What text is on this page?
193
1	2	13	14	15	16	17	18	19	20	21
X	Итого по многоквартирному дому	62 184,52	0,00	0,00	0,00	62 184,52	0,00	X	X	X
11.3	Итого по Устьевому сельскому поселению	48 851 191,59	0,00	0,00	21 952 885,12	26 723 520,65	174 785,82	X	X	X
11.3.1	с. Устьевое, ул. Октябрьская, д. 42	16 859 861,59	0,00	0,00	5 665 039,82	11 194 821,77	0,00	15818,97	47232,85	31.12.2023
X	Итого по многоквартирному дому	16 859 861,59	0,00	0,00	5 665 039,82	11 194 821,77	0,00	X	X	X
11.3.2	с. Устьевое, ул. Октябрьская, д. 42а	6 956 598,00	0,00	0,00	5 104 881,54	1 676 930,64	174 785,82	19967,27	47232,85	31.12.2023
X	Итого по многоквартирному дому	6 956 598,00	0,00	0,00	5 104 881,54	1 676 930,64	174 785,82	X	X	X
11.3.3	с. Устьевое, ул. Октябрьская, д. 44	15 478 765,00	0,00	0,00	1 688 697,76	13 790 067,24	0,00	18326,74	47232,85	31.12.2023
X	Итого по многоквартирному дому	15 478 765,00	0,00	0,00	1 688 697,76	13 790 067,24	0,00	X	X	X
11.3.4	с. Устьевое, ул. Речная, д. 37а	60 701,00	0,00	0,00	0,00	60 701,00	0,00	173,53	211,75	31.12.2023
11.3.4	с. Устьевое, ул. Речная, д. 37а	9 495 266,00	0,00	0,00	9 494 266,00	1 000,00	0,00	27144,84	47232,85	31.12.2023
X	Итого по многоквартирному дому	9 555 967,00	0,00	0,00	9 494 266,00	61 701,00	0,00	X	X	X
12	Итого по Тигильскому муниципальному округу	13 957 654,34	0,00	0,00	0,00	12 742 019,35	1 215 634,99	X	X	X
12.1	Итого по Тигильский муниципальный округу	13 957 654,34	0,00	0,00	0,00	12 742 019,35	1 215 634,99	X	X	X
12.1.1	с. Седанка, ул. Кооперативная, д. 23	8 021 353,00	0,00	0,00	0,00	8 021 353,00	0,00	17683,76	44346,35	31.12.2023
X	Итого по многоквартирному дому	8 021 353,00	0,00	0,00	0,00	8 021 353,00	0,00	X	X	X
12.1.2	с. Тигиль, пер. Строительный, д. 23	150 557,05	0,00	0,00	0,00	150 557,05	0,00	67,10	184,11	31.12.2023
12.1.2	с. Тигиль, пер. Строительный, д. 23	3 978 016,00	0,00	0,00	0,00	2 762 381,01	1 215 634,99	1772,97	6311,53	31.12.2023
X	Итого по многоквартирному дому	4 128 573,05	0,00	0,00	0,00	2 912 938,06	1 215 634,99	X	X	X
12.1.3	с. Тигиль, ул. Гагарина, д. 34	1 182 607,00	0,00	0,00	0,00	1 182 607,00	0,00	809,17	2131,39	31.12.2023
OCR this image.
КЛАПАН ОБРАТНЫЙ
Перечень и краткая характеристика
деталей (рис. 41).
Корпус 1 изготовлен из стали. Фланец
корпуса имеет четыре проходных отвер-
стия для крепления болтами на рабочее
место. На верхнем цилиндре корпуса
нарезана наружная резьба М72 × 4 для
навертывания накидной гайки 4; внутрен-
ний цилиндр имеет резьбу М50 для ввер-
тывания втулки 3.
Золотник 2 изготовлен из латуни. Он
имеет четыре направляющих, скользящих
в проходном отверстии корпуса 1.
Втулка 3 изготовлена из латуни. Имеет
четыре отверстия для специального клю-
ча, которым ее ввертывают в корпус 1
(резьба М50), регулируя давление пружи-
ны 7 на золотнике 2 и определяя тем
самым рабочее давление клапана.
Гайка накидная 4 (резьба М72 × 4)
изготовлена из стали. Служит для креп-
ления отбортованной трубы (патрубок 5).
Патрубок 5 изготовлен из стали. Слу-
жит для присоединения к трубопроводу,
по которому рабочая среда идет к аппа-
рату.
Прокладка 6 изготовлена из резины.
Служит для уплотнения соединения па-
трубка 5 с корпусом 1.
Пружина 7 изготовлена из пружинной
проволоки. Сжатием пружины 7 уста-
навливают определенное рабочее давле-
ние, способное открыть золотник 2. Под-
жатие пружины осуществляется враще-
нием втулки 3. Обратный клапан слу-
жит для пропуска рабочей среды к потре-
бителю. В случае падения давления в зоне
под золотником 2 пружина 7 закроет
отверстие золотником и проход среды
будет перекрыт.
-=-=-
◆ WRITTEN TASK ◆
Your task is to repeat every line exactly.

◆ EXERCISE RESPONSE ◆
What text is on this page?
193
1	2	13	14	15	16	17	18	19	20	21
X	Итого по многоквартирному дому	62 184,52	0,00	0,00	0,00	62 184,52	0,00	X	X	X
11.3	Итого по Устьевому сельскому поселению	48 851 191,59	0,00	0,00	21 952 885,12	26 723 520,65	174 785,82	X	X	X
11.3.1	с. Устьевое, ул. Октябрьская, д. 42	16 859 861,59	0,00	0,00	5 665 039,82	11 194 821,77	0,00	15818,97	47232,85	31.12.2023
X	Итого по многоквартирному дому	16 859 861,59	0,00	0,00	5 665 039,82	11 194 821,77	0,00	X	X	X
11.3.2	с. Устьевое, ул. Октябрьская, д. 42а	6 956 598,00	0,00	0,00	5 104 881,54	1 676 930,64	174 785,82	19967,27	47232,85	31.12.2023
X	Итого по многоквартирному дому	6 956 598,00	0,00	0,00	5 104 881,54	1 676 930,64	174 785,82	X	X	X
11.3.3	с. Устьевое, ул. Октябрьская, д. 44	15 478 765,00	0,00	0,00	1 688 697,76	13 790 067,24	0,00	18326,74	47232,85	31.12.2023
X	Итого по многоквартирному дому	15 478 765,00	0,00	0,00	1 688 697,76	13 790 067,24	0,00	X	X	X
11.3.4	с. Устьевое, ул. Речная, д. 37а	60 701,00	0,00	0,00	0,00	60 701,00	0,00	173,53	211,75	31.12.2023
11.3.4	с. Устьевое, ул. Речная, д. 37а	9 495 266,00	0,00	0,00	9 494 266,00	1 000,00	0,00	27144,84	47232,85	31.12.2023
X	Итого по многоквартирному дому	9 555 967,00	0,00	0,00	9 494 266,00	61 701,00	0,00	X	X	X
12	Итого по Тигильскому муниципальному округу	13 957 654,34	0,00	0,00	0,00	12 742 019,35	1 215 634,99	X	X	X
12.1	Итого по Тигильский муниципальный округу	13 957 654,34	0,00	0,00	0,00	12 742 019,35	1 215 634,99	X	X	X
12.1.1	с. Седанка, ул. Кооперативная, д. 23	8 021 353,00	0,00	0,00	0,00	8 021 353,00	0,00	17683,76	44346,35	31.12.2023
X	Итого по многоквартирному дому	8 021 353,00	0,00	0,00	0,00	8 021 353,00	0,00	X	X	X
12.1.2	с. Тигиль, пер. Строительный, д. 23	150 557,05	0,00	0,00	0,00	150 557,05	0,00	67,10	184,11	31.12.2023
12.1.2	с. Тигиль, пер. Строительный, д. 23	3 978 016,00	0,00	0,00	0,00	2 762 381,01	1 215 634,99	1772,97	6311,53	31.12.2023
X	Итого по многоквартирному дому	4 128 573,05	0,00	0,00	0,00	2 912 938,06	1 215 634,99	X	X	X
12.1.3	с. Тигиль, ул. Гагарина, д. 34	1 182 607,00	0,00	0,00	0,00	1 182 607,00	0,00	809,17	2131,39	31.12.2023
OCR this image.
КЛАПАН ОБРАТНЫЙ
Перечень и краткая характеристика
деталей (рис. 41).
Корпус 1 изготовлен из стали. Фланец
корпуса имеет четыре проходных отвер-
стия для крепления болтами на рабочее
место. На верхнем цилиндре корпуса
нарезана наружная резьба М72 × 4 для
навертывания накидной гайки 4; внутрен-
ний цилиндр имеет резьбу М50 для ввер-
тывания втулки 3.
Золотник 2 изготовлен из латуни. Он
имеет четыре направляющих, скользящих
в проходном отверстии корпуса 1.
Втулка 3 изготовлена из латуни. Имеет
четыре отверстия для специального клю-
ча, которым ее ввертывают в корпус 1
(резьба М50), регулируя давление пружи-
ны 7 на золотнике 2 и определяя тем
самым рабочее давление клапана.
Гайка накидная 4 (резьба М72 × 4)
изготовлена из стали. Служит для креп-
ления отбортованной трубы (патрубок 5).
Патрубок 5 изготовлен из стали. Слу-
жит для присоединения к трубопроводу,
по которому рабочая среда идет к аппа-
рату.
Прокладка 6 изготовлена из резины.
Служит для уплотнения соединения па-
трубка 5 с корпусом 1.
Пружина 7 изготовлена из пружинной
проволоки. Сжатием пружины 7 уста-
навливают определенное рабочее давле-
ние, способное открыть золотник 2. Под-
жатие пружины осуществляется враще-
нием втулки 3. Обратный клапан слу-
жит для пропуска рабочей среды к потре-
бителю. В случае падения давления в зоне
под золотником 2 пружина 7 закроет
отверстие золотником и проход среды
будет перекрыт.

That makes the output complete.